── Listed entries
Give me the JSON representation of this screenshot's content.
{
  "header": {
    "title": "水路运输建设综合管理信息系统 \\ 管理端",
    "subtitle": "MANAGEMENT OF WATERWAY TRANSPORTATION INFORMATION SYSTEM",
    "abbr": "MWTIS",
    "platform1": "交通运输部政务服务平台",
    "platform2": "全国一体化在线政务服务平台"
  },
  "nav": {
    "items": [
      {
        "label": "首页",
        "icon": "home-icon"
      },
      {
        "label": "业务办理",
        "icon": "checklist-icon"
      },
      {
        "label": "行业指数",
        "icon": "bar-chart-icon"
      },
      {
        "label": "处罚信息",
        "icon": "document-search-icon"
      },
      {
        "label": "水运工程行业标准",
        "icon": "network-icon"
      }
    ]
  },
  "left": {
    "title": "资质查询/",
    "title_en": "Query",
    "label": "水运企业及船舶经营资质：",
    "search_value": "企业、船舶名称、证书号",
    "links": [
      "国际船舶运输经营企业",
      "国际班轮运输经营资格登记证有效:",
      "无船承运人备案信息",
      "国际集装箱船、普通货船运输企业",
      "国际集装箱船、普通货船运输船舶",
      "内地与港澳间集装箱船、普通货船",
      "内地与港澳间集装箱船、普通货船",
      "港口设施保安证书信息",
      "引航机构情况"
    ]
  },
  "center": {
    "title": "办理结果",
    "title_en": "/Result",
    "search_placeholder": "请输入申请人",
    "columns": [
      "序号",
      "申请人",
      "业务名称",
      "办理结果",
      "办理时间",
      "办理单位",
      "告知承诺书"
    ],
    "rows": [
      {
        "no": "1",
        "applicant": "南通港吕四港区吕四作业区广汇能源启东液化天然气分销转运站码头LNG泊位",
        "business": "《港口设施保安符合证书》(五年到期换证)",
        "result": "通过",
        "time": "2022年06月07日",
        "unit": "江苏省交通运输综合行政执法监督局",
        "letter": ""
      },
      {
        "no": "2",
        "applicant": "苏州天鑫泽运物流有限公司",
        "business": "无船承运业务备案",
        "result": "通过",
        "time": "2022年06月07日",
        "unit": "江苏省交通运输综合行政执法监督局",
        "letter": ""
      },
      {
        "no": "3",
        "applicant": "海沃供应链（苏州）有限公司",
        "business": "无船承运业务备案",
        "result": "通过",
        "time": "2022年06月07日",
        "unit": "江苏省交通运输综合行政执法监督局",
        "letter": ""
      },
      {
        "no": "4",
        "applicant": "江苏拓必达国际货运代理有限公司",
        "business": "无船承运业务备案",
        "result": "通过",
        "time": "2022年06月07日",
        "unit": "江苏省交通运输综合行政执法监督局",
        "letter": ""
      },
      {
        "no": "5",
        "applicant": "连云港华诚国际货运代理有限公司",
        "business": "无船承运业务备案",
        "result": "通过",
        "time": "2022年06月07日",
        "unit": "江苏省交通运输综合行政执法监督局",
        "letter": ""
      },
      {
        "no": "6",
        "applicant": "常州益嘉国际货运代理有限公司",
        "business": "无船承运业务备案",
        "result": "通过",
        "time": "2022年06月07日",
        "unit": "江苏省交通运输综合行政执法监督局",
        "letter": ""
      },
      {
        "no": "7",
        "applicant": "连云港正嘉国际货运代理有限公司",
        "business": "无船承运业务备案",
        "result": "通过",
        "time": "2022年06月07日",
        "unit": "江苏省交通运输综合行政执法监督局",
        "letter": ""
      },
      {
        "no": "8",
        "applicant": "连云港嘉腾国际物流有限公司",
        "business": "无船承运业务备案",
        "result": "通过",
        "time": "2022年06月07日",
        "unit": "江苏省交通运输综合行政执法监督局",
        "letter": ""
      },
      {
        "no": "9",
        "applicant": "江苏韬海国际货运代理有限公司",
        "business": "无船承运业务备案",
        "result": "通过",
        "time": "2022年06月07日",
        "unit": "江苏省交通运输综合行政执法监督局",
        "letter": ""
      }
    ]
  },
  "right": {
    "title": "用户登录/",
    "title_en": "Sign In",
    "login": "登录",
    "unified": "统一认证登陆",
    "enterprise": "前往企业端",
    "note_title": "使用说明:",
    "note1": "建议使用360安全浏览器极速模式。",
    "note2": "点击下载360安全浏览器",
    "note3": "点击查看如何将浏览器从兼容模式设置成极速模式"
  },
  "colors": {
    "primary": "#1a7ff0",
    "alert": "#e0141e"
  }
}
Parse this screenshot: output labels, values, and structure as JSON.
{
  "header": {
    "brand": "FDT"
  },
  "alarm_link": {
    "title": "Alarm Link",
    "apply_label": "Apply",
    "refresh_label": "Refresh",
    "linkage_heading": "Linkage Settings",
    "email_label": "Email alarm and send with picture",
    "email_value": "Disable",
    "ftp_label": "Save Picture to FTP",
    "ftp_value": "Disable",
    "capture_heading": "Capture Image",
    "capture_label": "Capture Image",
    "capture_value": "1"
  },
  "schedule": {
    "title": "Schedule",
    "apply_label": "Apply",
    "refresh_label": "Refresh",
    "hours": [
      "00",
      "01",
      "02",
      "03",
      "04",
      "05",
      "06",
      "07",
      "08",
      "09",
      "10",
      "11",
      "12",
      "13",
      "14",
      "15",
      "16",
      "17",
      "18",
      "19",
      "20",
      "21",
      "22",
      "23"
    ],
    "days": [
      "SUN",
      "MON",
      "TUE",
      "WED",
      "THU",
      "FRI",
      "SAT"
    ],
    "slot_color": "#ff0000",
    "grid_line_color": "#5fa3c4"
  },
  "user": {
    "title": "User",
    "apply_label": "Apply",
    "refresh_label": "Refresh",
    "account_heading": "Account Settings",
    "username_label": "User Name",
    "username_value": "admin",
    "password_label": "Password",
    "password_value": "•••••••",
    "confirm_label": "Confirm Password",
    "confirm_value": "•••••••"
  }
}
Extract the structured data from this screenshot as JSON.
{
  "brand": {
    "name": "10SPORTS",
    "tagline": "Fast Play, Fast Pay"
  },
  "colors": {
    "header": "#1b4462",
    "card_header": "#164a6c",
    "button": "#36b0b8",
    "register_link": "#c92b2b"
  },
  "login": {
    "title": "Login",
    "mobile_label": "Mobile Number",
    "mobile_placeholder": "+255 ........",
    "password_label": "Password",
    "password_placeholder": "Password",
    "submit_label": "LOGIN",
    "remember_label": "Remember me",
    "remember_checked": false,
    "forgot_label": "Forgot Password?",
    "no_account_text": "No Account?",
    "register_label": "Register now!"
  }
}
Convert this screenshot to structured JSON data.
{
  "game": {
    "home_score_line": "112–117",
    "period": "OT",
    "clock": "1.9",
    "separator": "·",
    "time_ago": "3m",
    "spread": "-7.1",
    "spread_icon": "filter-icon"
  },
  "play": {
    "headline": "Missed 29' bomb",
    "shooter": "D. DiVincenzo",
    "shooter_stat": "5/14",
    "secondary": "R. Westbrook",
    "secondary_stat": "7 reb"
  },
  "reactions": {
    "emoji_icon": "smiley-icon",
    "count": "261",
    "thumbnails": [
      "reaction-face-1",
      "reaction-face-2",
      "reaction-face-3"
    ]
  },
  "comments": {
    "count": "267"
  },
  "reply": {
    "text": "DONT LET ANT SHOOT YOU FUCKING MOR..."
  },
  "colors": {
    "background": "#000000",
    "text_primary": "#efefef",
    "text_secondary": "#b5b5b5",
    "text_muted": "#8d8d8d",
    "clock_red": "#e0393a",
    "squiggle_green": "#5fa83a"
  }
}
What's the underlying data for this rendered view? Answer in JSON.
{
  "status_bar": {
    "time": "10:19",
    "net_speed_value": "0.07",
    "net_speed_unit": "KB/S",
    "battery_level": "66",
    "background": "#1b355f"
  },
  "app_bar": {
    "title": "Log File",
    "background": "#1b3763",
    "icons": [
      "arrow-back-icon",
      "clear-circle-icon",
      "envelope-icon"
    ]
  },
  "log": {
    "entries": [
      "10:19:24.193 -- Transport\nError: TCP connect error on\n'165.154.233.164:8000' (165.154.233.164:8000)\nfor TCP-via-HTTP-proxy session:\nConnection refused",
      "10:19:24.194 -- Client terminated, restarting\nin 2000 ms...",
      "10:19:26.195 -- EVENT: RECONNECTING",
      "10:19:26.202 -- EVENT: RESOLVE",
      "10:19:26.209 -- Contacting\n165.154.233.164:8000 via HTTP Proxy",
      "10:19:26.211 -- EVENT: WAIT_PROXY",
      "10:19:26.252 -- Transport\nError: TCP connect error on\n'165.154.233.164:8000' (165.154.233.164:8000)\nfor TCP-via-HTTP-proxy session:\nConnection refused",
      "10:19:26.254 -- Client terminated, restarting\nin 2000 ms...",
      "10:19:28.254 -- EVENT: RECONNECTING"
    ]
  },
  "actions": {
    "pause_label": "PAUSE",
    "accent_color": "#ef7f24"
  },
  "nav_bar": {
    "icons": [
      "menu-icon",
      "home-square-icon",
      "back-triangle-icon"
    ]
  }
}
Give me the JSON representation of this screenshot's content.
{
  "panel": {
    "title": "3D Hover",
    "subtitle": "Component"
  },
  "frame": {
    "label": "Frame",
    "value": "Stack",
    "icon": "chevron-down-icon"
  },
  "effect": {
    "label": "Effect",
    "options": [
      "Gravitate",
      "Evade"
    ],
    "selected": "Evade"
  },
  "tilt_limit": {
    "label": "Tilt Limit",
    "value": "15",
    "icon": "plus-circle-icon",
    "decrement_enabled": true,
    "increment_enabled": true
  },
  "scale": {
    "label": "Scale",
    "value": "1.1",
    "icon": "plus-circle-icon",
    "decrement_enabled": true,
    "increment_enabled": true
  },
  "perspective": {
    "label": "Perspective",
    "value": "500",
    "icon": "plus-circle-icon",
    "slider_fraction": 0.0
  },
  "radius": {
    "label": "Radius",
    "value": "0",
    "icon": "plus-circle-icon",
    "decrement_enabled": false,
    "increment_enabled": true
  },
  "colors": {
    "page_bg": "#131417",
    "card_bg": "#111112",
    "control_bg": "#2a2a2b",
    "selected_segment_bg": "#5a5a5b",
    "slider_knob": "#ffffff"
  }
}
────
### Short exercise
Choose all lines containing the string "restarting" and copy them out.

### Response to the exercise
      "10:19:24.194 -- Client terminated, restarting\nin 2000 ms...",
      "10:19:26.254 -- Client terminated, restarting\nin 2000 ms...",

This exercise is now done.